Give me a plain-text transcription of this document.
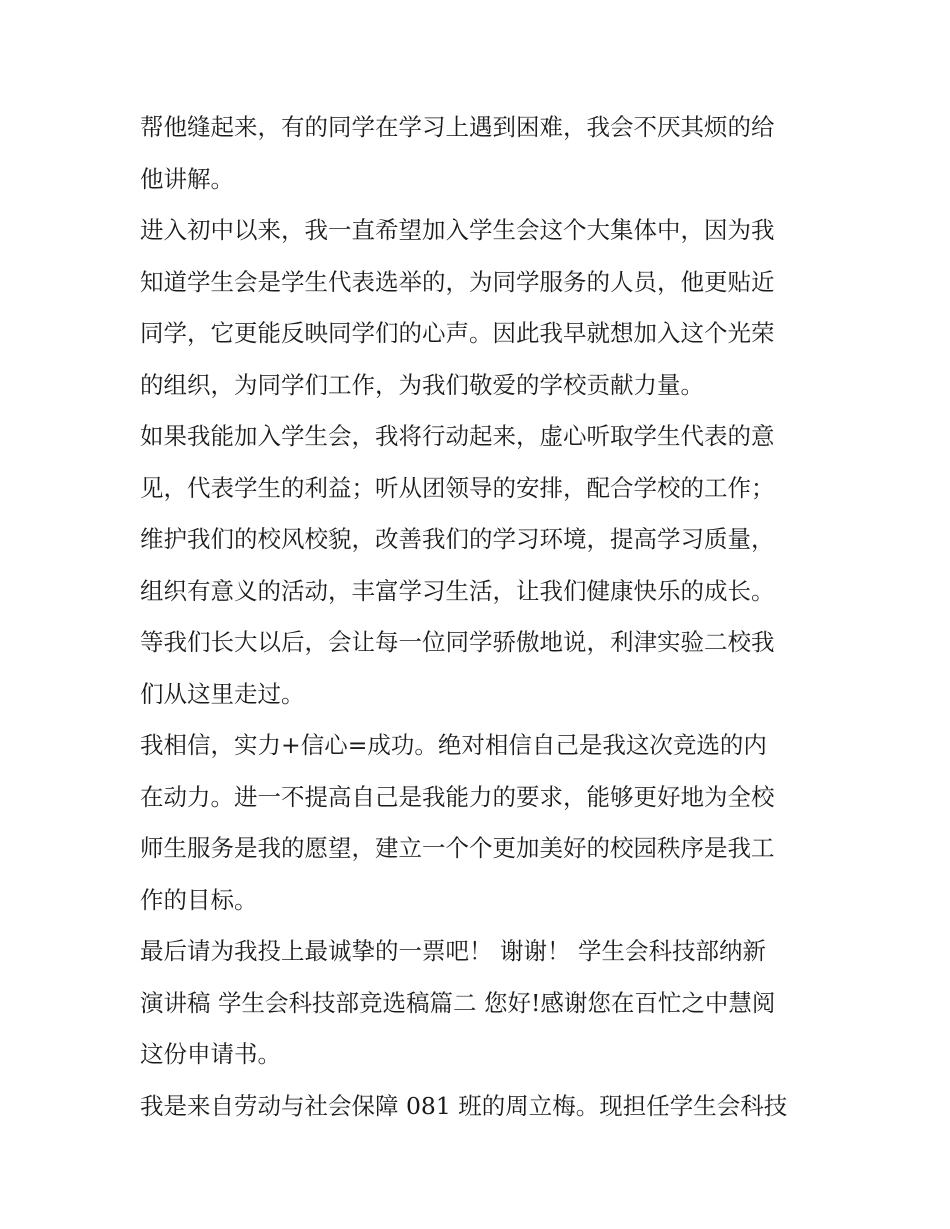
帮他缝起来，有的同学在学习上遇到困难，我会不厌其烦的给
他讲解。

进入初中以来，我一直希望加入学生会这个大集体中，因为我
知道学生会是学生代表选举的，为同学服务的人员，他更贴近
同学，它更能反映同学们的心声。因此我早就想加入这个光荣
的组织，为同学们工作，为我们敬爱的学校贡献力量。

如果我能加入学生会，我将行动起来，虚心听取学生代表的意
见，代表学生的利益；听从团领导的安排，配合学校的工作；
维护我们的校风校貌，改善我们的学习环境，提高学习质量，
组织有意义的活动，丰富学习生活，让我们健康快乐的成长。
等我们长大以后，会让每一位同学骄傲地说，利津实验二校我
们从这里走过。

我相信，实力+信心=成功。绝对相信自己是我这次竞选的内
在动力。进一不提高自己是我能力的要求，能够更好地为全校
师生服务是我的愿望，建立一个个更加美好的校园秩序是我工
作的目标。

最后请为我投上最诚挚的一票吧！ 谢谢！ 学生会科技部纳新
演讲稿 学生会科技部竞选稿篇二 您好!感谢您在百忙之中慧阅
这份申请书。

我是来自劳动与社会保障 081 班的周立梅。现担任学生会科技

# # # # #

Every entry must be written out exactly, with all pictures left out.

Give me a plain-text transcription of this document.
帮他缝起来，有的同学在学习上遇到困难，我会不厌其烦的给
他讲解。

进入初中以来，我一直希望加入学生会这个大集体中，因为我
知道学生会是学生代表选举的，为同学服务的人员，他更贴近
同学，它更能反映同学们的心声。因此我早就想加入这个光荣
的组织，为同学们工作，为我们敬爱的学校贡献力量。

如果我能加入学生会，我将行动起来，虚心听取学生代表的意
见，代表学生的利益；听从团领导的安排，配合学校的工作；
维护我们的校风校貌，改善我们的学习环境，提高学习质量，
组织有意义的活动，丰富学习生活，让我们健康快乐的成长。
等我们长大以后，会让每一位同学骄傲地说，利津实验二校我
们从这里走过。

我相信，实力+信心=成功。绝对相信自己是我这次竞选的内
在动力。进一不提高自己是我能力的要求，能够更好地为全校
师生服务是我的愿望，建立一个个更加美好的校园秩序是我工
作的目标。

最后请为我投上最诚挚的一票吧！ 谢谢！ 学生会科技部纳新
演讲稿 学生会科技部竞选稿篇二 您好!感谢您在百忙之中慧阅
这份申请书。

我是来自劳动与社会保障 081 班的周立梅。现担任学生会科技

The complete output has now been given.